Brief:
Output the full listing below exactly, without the pictures.

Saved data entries
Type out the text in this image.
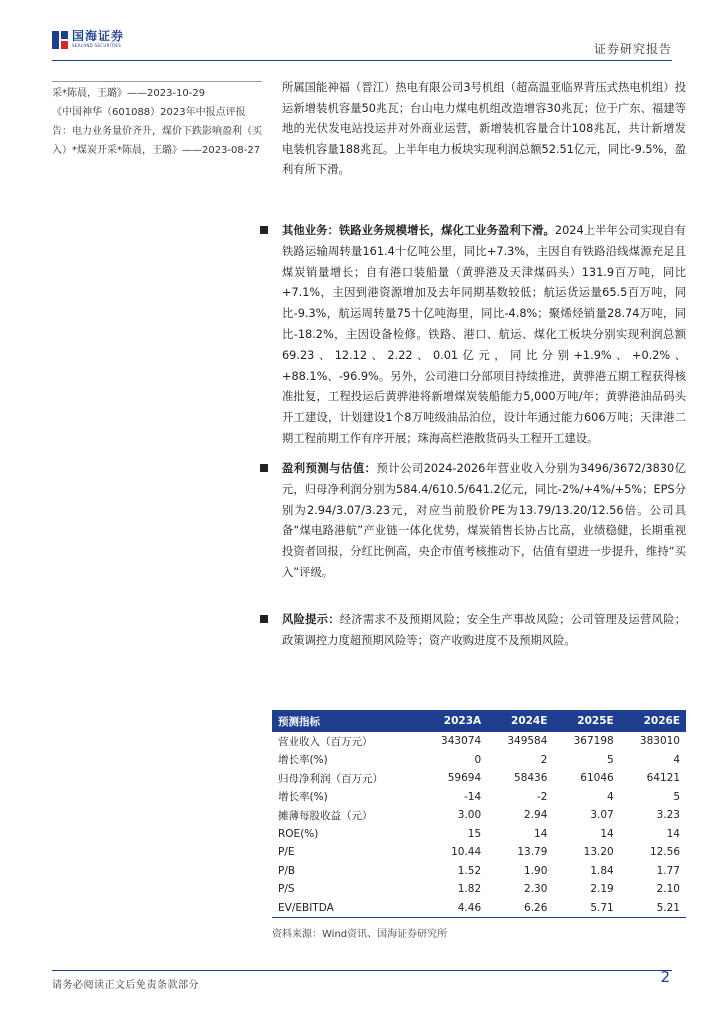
国海证券
SEALAND SECURITIES	证券研究报告

采*陈晨，王璐》——2023-10-29

《中国神华（601088）2023年中报点评报告：电力业务量价齐升，煤价下跌影响盈利（买入）*煤炭开采*陈晨，王璐》——2023-08-27

所属国能神福（晋江）热电有限公司3号机组（超高温亚临界背压式热电机组）投运新增装机容量50兆瓦；台山电力煤电机组改造增容30兆瓦；位于广东、福建等地的光伏发电站投运并对外商业运营，新增装机容量合计108兆瓦，共计新增发电装机容量188兆瓦。上半年电力板块实现利润总额52.51亿元，同比-9.5%，盈利有所下滑。

其他业务：铁路业务规模增长，煤化工业务盈利下滑。2024上半年公司实现自有铁路运输周转量161.4十亿吨公里，同比+7.3%，主因自有铁路沿线煤源充足且煤炭销量增长；自有港口装船量（黄骅港及天津煤码头）131.9百万吨，同比+7.1%，主因到港资源增加及去年同期基数较低；航运货运量65.5百万吨，同比-9.3%，航运周转量75十亿吨海里，同比-4.8%；聚烯烃销量28.74万吨，同比-18.2%，主因设备检修。铁路、港口、航运、煤化工板块分别实现利润总额69.23、12.12、2.22、0.01亿元，同比分别+1.9%、+0.2%、+88.1%、-96.9%。另外，公司港口分部项目持续推进，黄骅港五期工程获得核准批复，工程投运后黄骅港将新增煤炭装船能力5,000万吨/年；黄骅港油品码头开工建设，计划建设1个8万吨级油品泊位，设计年通过能力606万吨；天津港二期工程前期工作有序开展；珠海高栏港散货码头工程开工建设。
盈利预测与估值：预计公司2024-2026年营业收入分别为3496/3672/3830亿元，归母净利润分别为584.4/610.5/641.2亿元，同比-2%/+4%/+5%；EPS分别为2.94/3.07/3.23元，对应当前股价PE为13.79/13.20/12.56倍。公司具备“煤电路港航”产业链一体化优势，煤炭销售长协占比高，业绩稳健，长期重视投资者回报，分红比例高，央企市值考核推动下，估值有望进一步提升，维持“买入”评级。
风险提示：经济需求不及预期风险；安全生产事故风险；公司管理及运营风险；政策调控力度超预期风险等；资产收购进度不及预期风险。
预测指标	2023A	2024E	2025E	2026E
营业收入（百万元）	343074	349584	367198	383010
增长率(%)	0	2	5	4
归母净利润（百万元）	59694	58436	61046	64121
增长率(%)	-14	-2	4	5
摊薄每股收益（元）	3.00	2.94	3.07	3.23
ROE(%)	15	14	14	14
P/E	10.44	13.79	13.20	12.56
P/B	1.52	1.90	1.84	1.77
P/S	1.82	2.30	2.19	2.10
EV/EBITDA	4.46	6.26	5.71	5.21
资料来源：Wind资讯、国海证券研究所
请务必阅读正文后免责条款部分	2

In response:
Type out the text in this image.
国海证券
SEALAND SECURITIES	证券研究报告

采*陈晨，王璐》——2023-10-29

《中国神华（601088）2023年中报点评报告：电力业务量价齐升，煤价下跌影响盈利（买入）*煤炭开采*陈晨，王璐》——2023-08-27

所属国能神福（晋江）热电有限公司3号机组（超高温亚临界背压式热电机组）投运新增装机容量50兆瓦；台山电力煤电机组改造增容30兆瓦；位于广东、福建等地的光伏发电站投运并对外商业运营，新增装机容量合计108兆瓦，共计新增发电装机容量188兆瓦。上半年电力板块实现利润总额52.51亿元，同比-9.5%，盈利有所下滑。

其他业务：铁路业务规模增长，煤化工业务盈利下滑。2024上半年公司实现自有铁路运输周转量161.4十亿吨公里，同比+7.3%，主因自有铁路沿线煤源充足且煤炭销量增长；自有港口装船量（黄骅港及天津煤码头）131.9百万吨，同比+7.1%，主因到港资源增加及去年同期基数较低；航运货运量65.5百万吨，同比-9.3%，航运周转量75十亿吨海里，同比-4.8%；聚烯烃销量28.74万吨，同比-18.2%，主因设备检修。铁路、港口、航运、煤化工板块分别实现利润总额69.23、12.12、2.22、0.01亿元，同比分别+1.9%、+0.2%、+88.1%、-96.9%。另外，公司港口分部项目持续推进，黄骅港五期工程获得核准批复，工程投运后黄骅港将新增煤炭装船能力5,000万吨/年；黄骅港油品码头开工建设，计划建设1个8万吨级油品泊位，设计年通过能力606万吨；天津港二期工程前期工作有序开展；珠海高栏港散货码头工程开工建设。
盈利预测与估值：预计公司2024-2026年营业收入分别为3496/3672/3830亿元，归母净利润分别为584.4/610.5/641.2亿元，同比-2%/+4%/+5%；EPS分别为2.94/3.07/3.23元，对应当前股价PE为13.79/13.20/12.56倍。公司具备“煤电路港航”产业链一体化优势，煤炭销售长协占比高，业绩稳健，长期重视投资者回报，分红比例高，央企市值考核推动下，估值有望进一步提升，维持“买入”评级。
风险提示：经济需求不及预期风险；安全生产事故风险；公司管理及运营风险；政策调控力度超预期风险等；资产收购进度不及预期风险。
预测指标	2023A	2024E	2025E	2026E
营业收入（百万元）	343074	349584	367198	383010
增长率(%)	0	2	5	4
归母净利润（百万元）	59694	58436	61046	64121
增长率(%)	-14	-2	4	5
摊薄每股收益（元）	3.00	2.94	3.07	3.23
ROE(%)	15	14	14	14
P/E	10.44	13.79	13.20	12.56
P/B	1.52	1.90	1.84	1.77
P/S	1.82	2.30	2.19	2.10
EV/EBITDA	4.46	6.26	5.71	5.21
资料来源：Wind资讯、国海证券研究所
请务必阅读正文后免责条款部分	2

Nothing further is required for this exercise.